▸ Task directions
List every line below containing "phất".

▸ Record extracts
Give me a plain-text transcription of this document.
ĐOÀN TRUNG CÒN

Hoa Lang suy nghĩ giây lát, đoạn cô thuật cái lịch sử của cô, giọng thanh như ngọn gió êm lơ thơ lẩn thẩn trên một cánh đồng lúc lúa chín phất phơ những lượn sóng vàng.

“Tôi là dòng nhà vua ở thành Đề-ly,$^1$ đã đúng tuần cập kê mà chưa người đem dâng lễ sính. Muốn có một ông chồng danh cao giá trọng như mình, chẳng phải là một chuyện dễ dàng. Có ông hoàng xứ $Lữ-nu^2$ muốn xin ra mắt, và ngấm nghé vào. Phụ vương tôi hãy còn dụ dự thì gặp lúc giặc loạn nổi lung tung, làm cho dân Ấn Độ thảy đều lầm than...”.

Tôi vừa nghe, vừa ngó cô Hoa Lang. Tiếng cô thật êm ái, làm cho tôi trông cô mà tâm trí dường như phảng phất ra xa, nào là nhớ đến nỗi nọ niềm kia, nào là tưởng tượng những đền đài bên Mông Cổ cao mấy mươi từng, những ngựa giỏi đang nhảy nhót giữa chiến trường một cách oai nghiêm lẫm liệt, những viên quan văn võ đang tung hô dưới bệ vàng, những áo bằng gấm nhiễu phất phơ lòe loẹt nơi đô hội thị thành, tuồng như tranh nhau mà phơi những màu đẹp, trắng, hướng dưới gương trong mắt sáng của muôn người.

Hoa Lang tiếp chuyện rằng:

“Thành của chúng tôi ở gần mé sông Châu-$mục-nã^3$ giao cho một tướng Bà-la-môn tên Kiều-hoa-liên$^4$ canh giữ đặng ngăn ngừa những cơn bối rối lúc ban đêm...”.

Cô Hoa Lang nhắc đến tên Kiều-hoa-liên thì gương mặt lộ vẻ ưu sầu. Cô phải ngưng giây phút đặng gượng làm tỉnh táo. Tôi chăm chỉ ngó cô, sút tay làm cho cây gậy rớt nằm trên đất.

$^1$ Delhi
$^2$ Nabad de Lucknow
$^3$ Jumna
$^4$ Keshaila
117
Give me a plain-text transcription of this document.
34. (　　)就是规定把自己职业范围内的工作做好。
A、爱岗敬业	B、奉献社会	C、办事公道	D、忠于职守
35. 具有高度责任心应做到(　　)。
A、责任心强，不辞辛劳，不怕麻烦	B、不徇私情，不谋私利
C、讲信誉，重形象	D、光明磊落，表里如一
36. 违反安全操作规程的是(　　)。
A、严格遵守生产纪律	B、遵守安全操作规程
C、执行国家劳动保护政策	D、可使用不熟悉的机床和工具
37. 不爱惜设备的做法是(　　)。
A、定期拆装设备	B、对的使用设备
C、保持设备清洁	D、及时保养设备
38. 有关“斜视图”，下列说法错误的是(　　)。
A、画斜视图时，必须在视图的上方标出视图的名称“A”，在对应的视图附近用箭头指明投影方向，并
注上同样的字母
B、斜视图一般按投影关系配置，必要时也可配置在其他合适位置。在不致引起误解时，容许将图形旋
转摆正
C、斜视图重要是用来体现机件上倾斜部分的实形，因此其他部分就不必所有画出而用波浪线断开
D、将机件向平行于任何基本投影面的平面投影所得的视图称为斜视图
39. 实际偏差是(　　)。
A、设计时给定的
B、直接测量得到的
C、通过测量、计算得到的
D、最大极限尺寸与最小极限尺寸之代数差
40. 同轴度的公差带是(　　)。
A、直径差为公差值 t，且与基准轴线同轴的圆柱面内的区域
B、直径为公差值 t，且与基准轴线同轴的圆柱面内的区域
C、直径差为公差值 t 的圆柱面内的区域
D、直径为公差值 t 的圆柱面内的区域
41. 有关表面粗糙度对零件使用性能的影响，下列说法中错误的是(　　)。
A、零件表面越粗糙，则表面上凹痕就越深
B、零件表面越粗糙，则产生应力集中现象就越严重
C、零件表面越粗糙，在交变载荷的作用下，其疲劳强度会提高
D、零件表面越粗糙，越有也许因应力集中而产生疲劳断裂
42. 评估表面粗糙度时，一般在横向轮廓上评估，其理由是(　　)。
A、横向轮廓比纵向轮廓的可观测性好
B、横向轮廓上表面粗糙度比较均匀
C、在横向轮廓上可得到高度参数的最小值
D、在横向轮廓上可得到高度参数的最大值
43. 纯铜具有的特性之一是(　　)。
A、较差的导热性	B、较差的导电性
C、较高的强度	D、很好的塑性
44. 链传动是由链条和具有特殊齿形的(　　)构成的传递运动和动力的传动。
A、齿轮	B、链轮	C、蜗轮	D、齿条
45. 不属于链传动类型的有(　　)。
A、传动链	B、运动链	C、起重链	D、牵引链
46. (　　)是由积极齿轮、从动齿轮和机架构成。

▸ Solution for this exercise
Hoa Lang suy nghĩ giây lát, đoạn cô thuật cái lịch sử của cô, giọng thanh như ngọn gió êm lơ thơ lẩn thẩn trên một cánh đồng lúc lúa chín phất phơ những lượn sóng vàng.
Tôi vừa nghe, vừa ngó cô Hoa Lang. Tiếng cô thật êm ái, làm cho tôi trông cô mà tâm trí dường như phảng phất ra xa, nào là nhớ đến nỗi nọ niềm kia, nào là tưởng tượng những đền đài bên Mông Cổ cao mấy mươi từng, những ngựa giỏi đang nhảy nhót giữa chiến trường một cách oai nghiêm lẫm liệt, những viên quan văn võ đang tung hô dưới bệ vàng, những áo bằng gấm nhiễu phất phơ lòe loẹt nơi đô hội thị thành, tuồng như tranh nhau mà phơi những màu đẹp, trắng, hướng dưới gương trong mắt sáng của muôn người.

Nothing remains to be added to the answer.